Data supplied |
══════════

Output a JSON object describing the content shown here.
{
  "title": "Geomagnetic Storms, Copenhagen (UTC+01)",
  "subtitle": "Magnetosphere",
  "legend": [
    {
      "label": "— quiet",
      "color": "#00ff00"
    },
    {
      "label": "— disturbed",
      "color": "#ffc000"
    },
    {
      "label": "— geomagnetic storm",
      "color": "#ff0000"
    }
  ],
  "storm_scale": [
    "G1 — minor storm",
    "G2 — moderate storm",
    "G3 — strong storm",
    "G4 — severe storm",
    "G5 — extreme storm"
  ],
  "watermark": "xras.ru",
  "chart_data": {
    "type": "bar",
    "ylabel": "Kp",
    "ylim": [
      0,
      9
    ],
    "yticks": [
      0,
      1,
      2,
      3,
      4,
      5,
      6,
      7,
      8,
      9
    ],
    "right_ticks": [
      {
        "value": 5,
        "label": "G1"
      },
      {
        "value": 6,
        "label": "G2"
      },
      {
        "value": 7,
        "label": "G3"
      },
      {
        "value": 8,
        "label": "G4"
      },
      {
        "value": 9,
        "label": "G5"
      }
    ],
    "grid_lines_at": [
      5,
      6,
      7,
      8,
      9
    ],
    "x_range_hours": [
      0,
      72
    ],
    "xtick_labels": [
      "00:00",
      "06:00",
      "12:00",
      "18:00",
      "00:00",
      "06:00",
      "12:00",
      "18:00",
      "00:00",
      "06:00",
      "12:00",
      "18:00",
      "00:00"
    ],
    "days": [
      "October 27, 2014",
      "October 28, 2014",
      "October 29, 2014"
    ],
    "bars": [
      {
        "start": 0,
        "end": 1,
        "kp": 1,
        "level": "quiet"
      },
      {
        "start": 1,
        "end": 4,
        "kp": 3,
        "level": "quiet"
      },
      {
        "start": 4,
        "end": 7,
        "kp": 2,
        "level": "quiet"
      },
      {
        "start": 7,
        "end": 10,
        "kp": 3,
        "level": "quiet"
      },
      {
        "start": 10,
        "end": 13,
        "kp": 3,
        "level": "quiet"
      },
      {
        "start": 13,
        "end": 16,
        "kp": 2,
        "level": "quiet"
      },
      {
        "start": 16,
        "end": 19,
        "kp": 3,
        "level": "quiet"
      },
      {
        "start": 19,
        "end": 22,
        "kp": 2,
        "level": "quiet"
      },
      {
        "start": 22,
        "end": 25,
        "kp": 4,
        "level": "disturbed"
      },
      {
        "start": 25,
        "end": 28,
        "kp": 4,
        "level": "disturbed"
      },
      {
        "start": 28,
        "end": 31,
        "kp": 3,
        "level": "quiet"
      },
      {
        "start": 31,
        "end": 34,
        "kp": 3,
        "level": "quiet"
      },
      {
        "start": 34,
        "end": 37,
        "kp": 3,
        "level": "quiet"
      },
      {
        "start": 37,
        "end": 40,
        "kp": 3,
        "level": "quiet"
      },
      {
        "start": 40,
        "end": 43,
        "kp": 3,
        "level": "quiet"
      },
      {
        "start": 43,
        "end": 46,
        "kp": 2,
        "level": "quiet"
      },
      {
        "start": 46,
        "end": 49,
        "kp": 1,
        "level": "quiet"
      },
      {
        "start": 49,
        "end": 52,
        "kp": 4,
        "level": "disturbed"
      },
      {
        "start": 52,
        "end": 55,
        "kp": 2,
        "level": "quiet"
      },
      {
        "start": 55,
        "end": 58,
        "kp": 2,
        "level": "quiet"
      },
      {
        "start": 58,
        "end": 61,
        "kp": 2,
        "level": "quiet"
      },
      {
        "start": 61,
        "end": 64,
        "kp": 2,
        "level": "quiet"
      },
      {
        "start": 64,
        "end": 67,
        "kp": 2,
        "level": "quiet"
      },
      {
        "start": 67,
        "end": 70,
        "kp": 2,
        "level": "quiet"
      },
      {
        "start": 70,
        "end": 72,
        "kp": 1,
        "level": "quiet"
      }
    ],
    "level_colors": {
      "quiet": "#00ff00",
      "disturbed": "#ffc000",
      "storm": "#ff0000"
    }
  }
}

══════════

Goal of the exercise | Write the material out exactly, with nothing left out.

Written reply |
Output a JSON object describing the content shown here.
{
  "title": "Geomagnetic Storms, Copenhagen (UTC+01)",
  "subtitle": "Magnetosphere",
  "legend": [
    {
      "label": "— quiet",
      "color": "#00ff00"
    },
    {
      "label": "— disturbed",
      "color": "#ffc000"
    },
    {
      "label": "— geomagnetic storm",
      "color": "#ff0000"
    }
  ],
  "storm_scale": [
    "G1 — minor storm",
    "G2 — moderate storm",
    "G3 — strong storm",
    "G4 — severe storm",
    "G5 — extreme storm"
  ],
  "watermark": "xras.ru",
  "chart_data": {
    "type": "bar",
    "ylabel": "Kp",
    "ylim": [
      0,
      9
    ],
    "yticks": [
      0,
      1,
      2,
      3,
      4,
      5,
      6,
      7,
      8,
      9
    ],
    "right_ticks": [
      {
        "value": 5,
        "label": "G1"
      },
      {
        "value": 6,
        "label": "G2"
      },
      {
        "value": 7,
        "label": "G3"
      },
      {
        "value": 8,
        "label": "G4"
      },
      {
        "value": 9,
        "label": "G5"
      }
    ],
    "grid_lines_at": [
      5,
      6,
      7,
      8,
      9
    ],
    "x_range_hours": [
      0,
      72
    ],
    "xtick_labels": [
      "00:00",
      "06:00",
      "12:00",
      "18:00",
      "00:00",
      "06:00",
      "12:00",
      "18:00",
      "00:00",
      "06:00",
      "12:00",
      "18:00",
      "00:00"
    ],
    "days": [
      "October 27, 2014",
      "October 28, 2014",
      "October 29, 2014"
    ],
    "bars": [
      {
        "start": 0,
        "end": 1,
        "kp": 1,
        "level": "quiet"
      },
      {
        "start": 1,
        "end": 4,
        "kp": 3,
        "level": "quiet"
      },
      {
        "start": 4,
        "end": 7,
        "kp": 2,
        "level": "quiet"
      },
      {
        "start": 7,
        "end": 10,
        "kp": 3,
        "level": "quiet"
      },
      {
        "start": 10,
        "end": 13,
        "kp": 3,
        "level": "quiet"
      },
      {
        "start": 13,
        "end": 16,
        "kp": 2,
        "level": "quiet"
      },
      {
        "start": 16,
        "end": 19,
        "kp": 3,
        "level": "quiet"
      },
      {
        "start": 19,
        "end": 22,
        "kp": 2,
        "level": "quiet"
      },
      {
        "start": 22,
        "end": 25,
        "kp": 4,
        "level": "disturbed"
      },
      {
        "start": 25,
        "end": 28,
        "kp": 4,
        "level": "disturbed"
      },
      {
        "start": 28,
        "end": 31,
        "kp": 3,
        "level": "quiet"
      },
      {
        "start": 31,
        "end": 34,
        "kp": 3,
        "level": "quiet"
      },
      {
        "start": 34,
        "end": 37,
        "kp": 3,
        "level": "quiet"
      },
      {
        "start": 37,
        "end": 40,
        "kp": 3,
        "level": "quiet"
      },
      {
        "start": 40,
        "end": 43,
        "kp": 3,
        "level": "quiet"
      },
      {
        "start": 43,
        "end": 46,
        "kp": 2,
        "level": "quiet"
      },
      {
        "start": 46,
        "end": 49,
        "kp": 1,
        "level": "quiet"
      },
      {
        "start": 49,
        "end": 52,
        "kp": 4,
        "level": "disturbed"
      },
      {
        "start": 52,
        "end": 55,
        "kp": 2,
        "level": "quiet"
      },
      {
        "start": 55,
        "end": 58,
        "kp": 2,
        "level": "quiet"
      },
      {
        "start": 58,
        "end": 61,
        "kp": 2,
        "level": "quiet"
      },
      {
        "start": 61,
        "end": 64,
        "kp": 2,
        "level": "quiet"
      },
      {
        "start": 64,
        "end": 67,
        "kp": 2,
        "level": "quiet"
      },
      {
        "start": 67,
        "end": 70,
        "kp": 2,
        "level": "quiet"
      },
      {
        "start": 70,
        "end": 72,
        "kp": 1,
        "level": "quiet"
      }
    ],
    "level_colors": {
      "quiet": "#00ff00",
      "disturbed": "#ffc000",
      "storm": "#ff0000"
    }
  }
}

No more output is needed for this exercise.